» **AIM**
Copy each line that has the string "cumilative" somewhere in it.

» **EXERCISE INPUT**
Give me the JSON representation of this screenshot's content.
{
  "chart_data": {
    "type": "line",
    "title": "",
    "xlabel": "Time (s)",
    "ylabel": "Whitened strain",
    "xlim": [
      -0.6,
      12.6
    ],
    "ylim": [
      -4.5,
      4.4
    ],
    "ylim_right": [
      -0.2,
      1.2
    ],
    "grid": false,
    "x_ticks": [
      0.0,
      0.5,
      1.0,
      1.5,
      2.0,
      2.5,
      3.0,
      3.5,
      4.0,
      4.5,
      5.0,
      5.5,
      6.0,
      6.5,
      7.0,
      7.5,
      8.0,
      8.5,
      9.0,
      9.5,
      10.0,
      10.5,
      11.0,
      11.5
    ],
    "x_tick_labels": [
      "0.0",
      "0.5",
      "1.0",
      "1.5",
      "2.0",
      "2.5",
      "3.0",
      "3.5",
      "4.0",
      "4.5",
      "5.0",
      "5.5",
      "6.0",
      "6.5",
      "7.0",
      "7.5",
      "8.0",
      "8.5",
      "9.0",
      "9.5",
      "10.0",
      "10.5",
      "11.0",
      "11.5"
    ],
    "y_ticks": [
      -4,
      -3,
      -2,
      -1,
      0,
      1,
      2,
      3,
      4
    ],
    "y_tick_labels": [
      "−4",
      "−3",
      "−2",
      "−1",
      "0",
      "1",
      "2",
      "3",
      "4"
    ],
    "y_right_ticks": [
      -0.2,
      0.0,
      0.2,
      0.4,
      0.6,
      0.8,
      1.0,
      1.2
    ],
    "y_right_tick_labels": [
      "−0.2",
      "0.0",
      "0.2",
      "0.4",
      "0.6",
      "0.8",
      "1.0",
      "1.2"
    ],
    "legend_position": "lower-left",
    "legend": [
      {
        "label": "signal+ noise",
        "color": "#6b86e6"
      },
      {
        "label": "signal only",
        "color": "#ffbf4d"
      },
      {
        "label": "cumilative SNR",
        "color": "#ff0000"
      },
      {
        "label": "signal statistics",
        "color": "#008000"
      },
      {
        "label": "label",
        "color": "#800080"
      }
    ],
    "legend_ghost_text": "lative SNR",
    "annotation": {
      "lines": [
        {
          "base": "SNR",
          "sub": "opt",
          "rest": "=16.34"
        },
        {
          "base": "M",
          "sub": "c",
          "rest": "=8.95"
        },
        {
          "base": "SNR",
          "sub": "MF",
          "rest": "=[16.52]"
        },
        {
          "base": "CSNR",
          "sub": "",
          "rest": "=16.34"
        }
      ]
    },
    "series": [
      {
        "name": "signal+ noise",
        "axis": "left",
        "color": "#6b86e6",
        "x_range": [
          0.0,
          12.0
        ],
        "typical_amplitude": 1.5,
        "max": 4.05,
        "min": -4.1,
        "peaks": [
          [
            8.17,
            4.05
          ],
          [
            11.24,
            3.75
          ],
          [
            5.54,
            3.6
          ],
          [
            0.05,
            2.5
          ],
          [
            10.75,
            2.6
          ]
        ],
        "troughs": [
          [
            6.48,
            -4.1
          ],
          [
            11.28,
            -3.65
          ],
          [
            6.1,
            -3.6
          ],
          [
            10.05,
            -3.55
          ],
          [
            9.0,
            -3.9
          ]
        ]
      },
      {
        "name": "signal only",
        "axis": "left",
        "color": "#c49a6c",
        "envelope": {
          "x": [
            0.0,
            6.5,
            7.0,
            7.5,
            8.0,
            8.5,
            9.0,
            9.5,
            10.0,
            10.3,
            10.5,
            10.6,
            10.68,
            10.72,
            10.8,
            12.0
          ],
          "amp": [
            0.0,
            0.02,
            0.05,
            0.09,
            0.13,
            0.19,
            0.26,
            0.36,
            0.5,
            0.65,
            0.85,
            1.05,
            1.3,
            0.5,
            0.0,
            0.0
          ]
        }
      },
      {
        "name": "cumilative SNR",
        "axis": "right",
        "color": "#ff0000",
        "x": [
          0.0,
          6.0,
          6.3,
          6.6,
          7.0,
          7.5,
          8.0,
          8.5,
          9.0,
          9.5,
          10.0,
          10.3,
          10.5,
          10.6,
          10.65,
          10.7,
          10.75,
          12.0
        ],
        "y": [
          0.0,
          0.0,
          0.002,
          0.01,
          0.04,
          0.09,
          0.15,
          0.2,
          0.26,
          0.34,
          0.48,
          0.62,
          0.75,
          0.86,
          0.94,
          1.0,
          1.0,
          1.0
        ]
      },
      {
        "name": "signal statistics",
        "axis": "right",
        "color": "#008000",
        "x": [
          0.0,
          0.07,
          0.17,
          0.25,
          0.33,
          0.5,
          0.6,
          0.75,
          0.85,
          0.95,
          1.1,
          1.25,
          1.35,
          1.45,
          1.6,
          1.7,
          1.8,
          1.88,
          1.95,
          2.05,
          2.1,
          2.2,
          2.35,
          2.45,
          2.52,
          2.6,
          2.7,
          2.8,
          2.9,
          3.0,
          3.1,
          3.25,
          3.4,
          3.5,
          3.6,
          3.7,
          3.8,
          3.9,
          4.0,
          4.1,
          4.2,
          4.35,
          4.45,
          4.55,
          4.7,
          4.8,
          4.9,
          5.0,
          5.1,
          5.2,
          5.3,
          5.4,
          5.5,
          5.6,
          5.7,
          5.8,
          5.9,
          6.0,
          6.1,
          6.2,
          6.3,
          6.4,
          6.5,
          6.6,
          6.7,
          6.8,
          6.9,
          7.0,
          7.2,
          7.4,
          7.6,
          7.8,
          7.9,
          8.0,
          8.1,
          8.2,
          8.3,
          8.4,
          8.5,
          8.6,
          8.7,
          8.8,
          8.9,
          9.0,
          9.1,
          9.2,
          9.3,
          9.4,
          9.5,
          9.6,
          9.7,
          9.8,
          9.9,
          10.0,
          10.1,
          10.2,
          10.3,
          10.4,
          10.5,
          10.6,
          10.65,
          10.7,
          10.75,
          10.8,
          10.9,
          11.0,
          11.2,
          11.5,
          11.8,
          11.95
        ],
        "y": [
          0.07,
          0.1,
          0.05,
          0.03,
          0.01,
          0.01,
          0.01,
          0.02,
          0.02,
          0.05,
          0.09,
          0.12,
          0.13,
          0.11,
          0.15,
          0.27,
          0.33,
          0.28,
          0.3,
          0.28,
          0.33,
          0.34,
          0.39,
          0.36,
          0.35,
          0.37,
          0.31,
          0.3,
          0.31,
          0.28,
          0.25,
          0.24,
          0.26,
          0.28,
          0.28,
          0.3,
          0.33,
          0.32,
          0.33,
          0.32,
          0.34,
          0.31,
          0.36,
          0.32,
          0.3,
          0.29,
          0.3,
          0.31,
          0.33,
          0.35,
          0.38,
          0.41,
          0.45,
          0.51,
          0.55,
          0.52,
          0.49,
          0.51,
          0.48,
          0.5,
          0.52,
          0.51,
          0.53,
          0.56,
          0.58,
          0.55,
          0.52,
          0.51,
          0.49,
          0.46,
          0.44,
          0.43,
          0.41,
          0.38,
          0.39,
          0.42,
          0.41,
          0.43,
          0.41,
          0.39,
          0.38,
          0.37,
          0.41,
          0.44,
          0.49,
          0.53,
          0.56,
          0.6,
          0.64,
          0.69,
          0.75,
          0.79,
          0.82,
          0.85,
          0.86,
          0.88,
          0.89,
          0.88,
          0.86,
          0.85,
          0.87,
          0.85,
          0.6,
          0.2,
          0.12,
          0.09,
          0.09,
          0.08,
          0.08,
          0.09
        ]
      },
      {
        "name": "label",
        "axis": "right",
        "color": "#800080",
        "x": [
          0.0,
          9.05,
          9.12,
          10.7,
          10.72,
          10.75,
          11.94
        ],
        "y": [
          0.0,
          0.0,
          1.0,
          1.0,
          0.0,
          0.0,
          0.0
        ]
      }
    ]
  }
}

» **FULL RESPONSE**
        "label": "cumilative SNR",
        "name": "cumilative SNR",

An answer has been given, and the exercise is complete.